[Start Material provided]

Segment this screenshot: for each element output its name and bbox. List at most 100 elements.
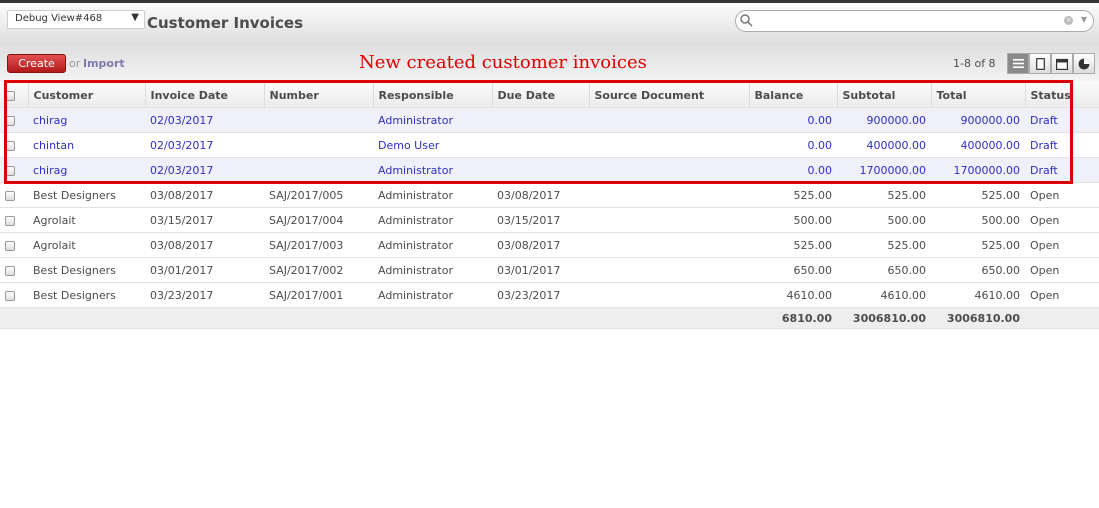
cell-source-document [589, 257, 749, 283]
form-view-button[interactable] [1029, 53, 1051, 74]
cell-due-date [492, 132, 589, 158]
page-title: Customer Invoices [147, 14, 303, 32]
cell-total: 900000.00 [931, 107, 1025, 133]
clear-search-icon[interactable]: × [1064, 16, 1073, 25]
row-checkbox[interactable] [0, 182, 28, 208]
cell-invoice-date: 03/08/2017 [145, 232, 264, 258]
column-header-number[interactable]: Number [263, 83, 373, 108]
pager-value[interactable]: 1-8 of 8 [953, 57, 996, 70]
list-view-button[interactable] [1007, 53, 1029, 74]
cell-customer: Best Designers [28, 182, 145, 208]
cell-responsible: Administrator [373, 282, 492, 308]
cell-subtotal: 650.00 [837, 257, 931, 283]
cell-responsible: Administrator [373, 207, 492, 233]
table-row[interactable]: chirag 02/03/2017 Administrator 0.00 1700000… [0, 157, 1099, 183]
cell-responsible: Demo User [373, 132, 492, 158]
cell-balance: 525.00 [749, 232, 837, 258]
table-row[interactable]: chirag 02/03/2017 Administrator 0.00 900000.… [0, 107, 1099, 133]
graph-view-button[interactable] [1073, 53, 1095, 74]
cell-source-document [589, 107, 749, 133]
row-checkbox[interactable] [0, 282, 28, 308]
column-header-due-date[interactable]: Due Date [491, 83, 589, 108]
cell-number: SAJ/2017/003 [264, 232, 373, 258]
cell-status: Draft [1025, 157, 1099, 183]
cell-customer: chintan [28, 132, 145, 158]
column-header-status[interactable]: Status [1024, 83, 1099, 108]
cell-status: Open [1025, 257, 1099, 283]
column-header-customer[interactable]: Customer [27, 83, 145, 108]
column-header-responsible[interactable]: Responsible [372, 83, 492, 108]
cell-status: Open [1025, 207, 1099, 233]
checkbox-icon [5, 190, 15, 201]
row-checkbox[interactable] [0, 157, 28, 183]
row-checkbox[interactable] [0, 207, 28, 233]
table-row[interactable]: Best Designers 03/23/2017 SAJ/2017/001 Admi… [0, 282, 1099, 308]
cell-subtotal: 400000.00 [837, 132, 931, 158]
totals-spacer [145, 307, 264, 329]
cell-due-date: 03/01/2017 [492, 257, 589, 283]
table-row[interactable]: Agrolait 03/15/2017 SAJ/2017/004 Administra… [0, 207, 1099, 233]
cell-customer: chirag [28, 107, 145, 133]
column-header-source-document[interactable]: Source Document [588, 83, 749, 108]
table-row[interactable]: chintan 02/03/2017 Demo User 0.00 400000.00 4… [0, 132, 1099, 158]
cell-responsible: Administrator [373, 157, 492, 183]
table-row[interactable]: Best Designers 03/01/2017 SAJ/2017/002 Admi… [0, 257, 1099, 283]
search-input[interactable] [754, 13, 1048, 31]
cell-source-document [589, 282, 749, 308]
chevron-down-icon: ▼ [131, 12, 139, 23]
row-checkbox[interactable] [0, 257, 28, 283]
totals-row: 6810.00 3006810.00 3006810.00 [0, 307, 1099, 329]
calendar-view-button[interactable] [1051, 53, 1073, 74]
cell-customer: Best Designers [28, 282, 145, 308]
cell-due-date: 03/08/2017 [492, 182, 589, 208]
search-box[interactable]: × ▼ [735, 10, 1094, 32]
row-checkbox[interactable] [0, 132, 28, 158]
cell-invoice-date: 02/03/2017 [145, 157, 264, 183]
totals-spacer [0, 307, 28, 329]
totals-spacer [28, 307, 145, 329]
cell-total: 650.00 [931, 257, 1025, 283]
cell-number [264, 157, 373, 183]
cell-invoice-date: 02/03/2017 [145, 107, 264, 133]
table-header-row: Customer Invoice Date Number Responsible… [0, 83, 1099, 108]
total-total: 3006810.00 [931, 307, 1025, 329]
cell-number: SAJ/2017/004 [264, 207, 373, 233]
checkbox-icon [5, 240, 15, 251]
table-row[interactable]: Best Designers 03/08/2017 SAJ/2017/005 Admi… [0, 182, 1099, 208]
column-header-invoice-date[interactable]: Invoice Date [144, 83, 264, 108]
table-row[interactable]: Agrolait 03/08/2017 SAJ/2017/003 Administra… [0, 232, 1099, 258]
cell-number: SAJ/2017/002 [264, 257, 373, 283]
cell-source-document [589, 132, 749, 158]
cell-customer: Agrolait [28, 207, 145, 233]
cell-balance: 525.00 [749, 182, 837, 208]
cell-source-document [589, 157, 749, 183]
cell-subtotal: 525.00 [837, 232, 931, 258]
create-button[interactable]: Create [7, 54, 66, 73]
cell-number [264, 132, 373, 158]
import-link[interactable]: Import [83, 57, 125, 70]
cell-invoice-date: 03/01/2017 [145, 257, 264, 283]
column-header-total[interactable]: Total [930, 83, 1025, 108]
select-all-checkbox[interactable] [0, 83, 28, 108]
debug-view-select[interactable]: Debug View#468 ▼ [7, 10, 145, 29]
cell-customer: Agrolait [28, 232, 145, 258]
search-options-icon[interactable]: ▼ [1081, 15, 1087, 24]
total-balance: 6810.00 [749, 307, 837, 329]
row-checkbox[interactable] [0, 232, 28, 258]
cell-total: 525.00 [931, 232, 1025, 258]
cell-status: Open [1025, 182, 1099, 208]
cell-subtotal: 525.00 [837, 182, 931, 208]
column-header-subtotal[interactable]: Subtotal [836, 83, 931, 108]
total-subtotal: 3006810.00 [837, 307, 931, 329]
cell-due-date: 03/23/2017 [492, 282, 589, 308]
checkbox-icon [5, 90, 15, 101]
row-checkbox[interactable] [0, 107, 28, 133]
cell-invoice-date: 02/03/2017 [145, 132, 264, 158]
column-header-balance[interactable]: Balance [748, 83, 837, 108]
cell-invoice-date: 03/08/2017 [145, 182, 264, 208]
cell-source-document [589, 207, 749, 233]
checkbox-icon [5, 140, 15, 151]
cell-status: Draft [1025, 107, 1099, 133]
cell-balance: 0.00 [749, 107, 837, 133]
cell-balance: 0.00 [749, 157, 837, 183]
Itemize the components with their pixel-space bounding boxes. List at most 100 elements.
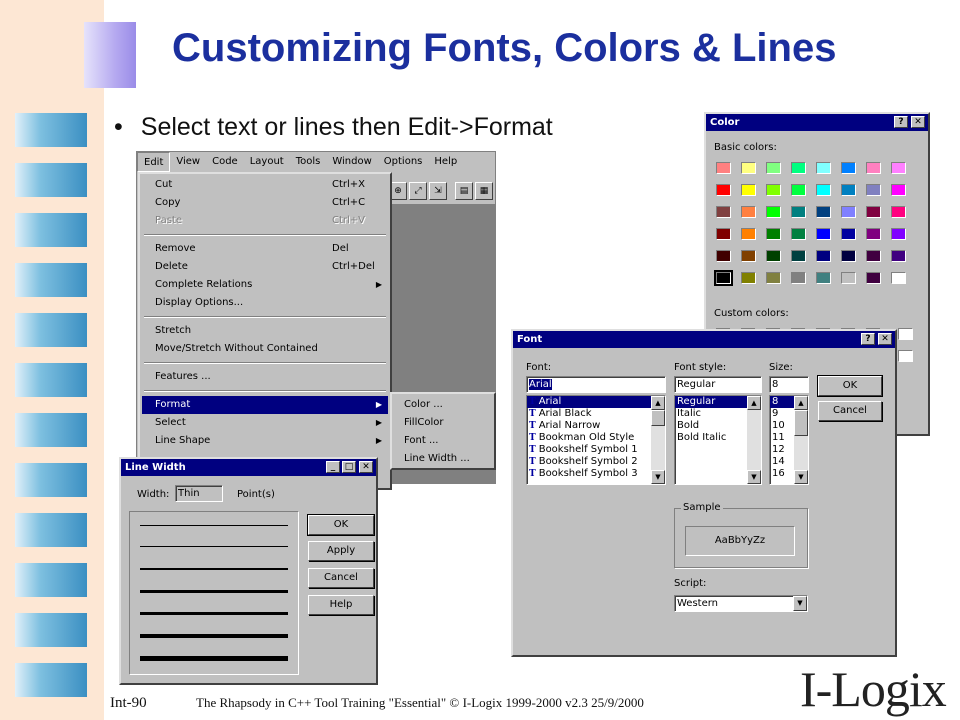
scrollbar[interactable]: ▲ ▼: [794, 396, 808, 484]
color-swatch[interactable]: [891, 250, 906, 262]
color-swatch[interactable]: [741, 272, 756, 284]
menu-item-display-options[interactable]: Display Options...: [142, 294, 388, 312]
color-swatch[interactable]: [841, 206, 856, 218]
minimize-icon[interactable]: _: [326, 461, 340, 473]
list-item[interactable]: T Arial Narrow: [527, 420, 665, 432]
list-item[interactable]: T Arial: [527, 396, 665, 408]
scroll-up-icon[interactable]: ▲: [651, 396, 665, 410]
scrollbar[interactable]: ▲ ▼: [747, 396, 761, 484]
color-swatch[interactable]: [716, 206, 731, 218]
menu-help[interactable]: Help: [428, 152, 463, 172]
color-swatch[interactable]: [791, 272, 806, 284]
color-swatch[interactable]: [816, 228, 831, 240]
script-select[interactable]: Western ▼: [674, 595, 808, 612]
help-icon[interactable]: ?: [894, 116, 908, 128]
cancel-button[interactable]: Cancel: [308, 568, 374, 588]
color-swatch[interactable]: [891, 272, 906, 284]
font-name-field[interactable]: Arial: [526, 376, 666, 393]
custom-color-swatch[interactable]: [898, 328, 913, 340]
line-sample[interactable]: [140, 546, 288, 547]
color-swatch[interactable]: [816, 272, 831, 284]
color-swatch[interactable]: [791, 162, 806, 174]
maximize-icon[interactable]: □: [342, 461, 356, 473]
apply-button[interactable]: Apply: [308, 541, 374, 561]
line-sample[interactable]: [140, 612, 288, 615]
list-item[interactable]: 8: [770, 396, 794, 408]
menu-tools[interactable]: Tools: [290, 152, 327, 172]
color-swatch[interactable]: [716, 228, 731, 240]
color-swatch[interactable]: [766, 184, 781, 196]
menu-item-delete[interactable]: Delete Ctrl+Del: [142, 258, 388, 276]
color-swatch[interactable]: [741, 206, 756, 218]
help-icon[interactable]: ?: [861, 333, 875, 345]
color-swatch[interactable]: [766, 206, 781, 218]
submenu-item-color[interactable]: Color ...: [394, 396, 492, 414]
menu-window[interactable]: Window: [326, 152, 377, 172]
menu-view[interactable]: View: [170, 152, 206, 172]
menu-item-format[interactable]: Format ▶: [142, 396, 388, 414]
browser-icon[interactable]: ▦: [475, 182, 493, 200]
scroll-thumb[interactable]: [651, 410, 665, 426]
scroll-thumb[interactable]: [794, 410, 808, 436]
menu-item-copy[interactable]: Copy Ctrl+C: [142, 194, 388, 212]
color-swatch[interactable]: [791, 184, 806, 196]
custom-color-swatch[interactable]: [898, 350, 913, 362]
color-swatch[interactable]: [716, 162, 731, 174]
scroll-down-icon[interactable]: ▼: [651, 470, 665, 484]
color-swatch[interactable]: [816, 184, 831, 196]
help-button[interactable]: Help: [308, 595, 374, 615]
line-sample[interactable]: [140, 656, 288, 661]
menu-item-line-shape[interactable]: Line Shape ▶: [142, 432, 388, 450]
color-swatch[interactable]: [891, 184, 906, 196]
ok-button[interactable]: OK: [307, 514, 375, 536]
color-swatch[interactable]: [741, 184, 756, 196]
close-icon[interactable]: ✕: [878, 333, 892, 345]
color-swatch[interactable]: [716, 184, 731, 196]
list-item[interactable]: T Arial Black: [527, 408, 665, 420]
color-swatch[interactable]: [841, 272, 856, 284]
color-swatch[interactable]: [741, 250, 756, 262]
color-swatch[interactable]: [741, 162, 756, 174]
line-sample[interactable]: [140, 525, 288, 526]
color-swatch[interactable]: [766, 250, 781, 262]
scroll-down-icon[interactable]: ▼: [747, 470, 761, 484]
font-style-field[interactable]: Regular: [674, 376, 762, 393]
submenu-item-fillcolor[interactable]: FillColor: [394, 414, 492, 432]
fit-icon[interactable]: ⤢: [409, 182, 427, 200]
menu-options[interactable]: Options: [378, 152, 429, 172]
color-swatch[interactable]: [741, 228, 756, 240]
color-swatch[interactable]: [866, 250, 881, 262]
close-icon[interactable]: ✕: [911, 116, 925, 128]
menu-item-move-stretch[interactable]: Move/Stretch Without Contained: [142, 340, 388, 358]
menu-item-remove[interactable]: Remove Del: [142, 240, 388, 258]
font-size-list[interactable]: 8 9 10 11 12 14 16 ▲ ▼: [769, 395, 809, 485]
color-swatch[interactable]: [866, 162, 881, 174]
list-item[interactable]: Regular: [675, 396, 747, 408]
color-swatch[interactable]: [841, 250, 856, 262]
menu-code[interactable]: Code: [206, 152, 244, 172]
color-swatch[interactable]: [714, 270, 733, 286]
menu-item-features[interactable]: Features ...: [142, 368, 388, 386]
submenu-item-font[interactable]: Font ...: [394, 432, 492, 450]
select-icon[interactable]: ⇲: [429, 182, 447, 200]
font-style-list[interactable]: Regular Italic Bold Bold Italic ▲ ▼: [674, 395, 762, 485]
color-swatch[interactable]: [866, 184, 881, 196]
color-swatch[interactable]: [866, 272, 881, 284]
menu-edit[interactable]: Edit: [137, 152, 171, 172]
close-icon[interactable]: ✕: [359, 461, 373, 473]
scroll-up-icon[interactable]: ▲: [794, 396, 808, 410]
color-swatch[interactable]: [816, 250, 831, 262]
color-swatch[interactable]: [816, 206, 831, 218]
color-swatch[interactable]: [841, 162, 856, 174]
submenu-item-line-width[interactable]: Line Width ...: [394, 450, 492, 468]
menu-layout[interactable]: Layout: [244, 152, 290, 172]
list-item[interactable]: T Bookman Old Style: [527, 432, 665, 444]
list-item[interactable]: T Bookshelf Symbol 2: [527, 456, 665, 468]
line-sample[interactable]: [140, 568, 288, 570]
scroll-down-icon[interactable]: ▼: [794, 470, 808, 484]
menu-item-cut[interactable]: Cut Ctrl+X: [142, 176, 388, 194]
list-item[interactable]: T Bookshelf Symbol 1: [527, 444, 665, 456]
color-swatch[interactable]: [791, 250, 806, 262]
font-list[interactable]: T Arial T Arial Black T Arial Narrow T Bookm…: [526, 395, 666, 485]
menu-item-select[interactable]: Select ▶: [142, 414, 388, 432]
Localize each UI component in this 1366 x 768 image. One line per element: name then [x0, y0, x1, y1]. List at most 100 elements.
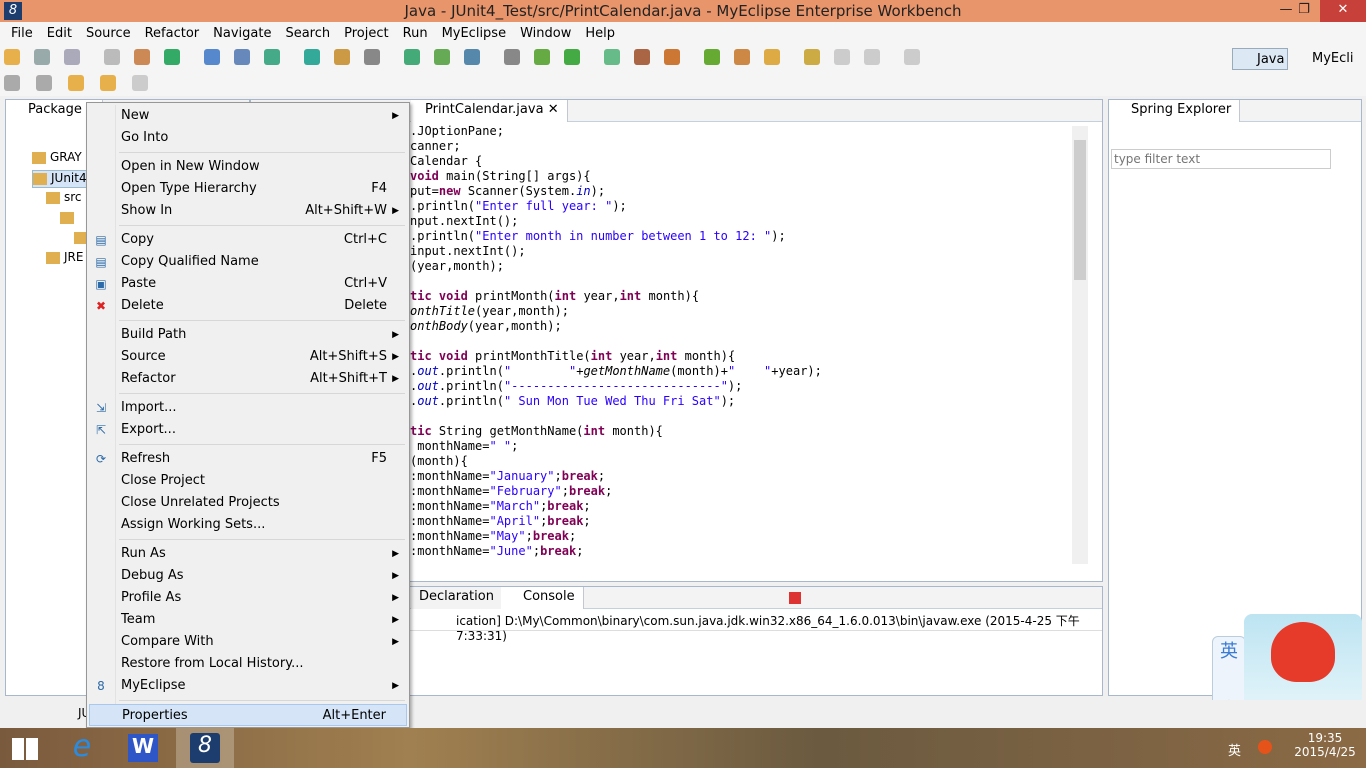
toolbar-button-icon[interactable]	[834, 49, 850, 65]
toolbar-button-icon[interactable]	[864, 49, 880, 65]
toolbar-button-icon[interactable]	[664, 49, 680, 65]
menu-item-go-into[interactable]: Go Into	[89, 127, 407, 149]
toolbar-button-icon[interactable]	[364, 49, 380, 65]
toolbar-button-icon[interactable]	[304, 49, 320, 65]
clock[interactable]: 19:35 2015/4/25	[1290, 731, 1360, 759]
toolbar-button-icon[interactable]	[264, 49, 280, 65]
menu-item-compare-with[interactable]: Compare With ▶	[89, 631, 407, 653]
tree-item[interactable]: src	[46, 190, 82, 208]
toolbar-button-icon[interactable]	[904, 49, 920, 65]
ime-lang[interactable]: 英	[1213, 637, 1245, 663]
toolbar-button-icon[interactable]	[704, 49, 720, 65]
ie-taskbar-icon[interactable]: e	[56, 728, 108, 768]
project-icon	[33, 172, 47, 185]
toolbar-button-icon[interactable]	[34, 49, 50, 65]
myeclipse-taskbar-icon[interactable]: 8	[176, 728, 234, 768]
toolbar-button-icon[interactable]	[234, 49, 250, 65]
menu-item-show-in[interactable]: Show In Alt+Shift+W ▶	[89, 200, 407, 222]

[End Material provided]

Reproduce the listing lines between the one holding "cell-source-document [589, 257, 749, 283]" and the one holding "column-header-number[interactable]: Number [263, 83, 373, 108]", inclusive, swapping "interactable" for "clickable" and changing nothing else. Give only those lines.

cell-source-document [589, 257, 749, 283]
form-view-button[clickable] [1029, 53, 1051, 74]
cell-due-date [492, 132, 589, 158]
page-title: Customer Invoices [147, 14, 303, 32]
cell-total: 900000.00 [931, 107, 1025, 133]
clear-search-icon[clickable]: × [1064, 16, 1073, 25]
row-checkbox[clickable] [0, 182, 28, 208]
cell-invoice-date: 03/08/2017 [145, 232, 264, 258]
column-header-number[clickable]: Number [263, 83, 373, 108]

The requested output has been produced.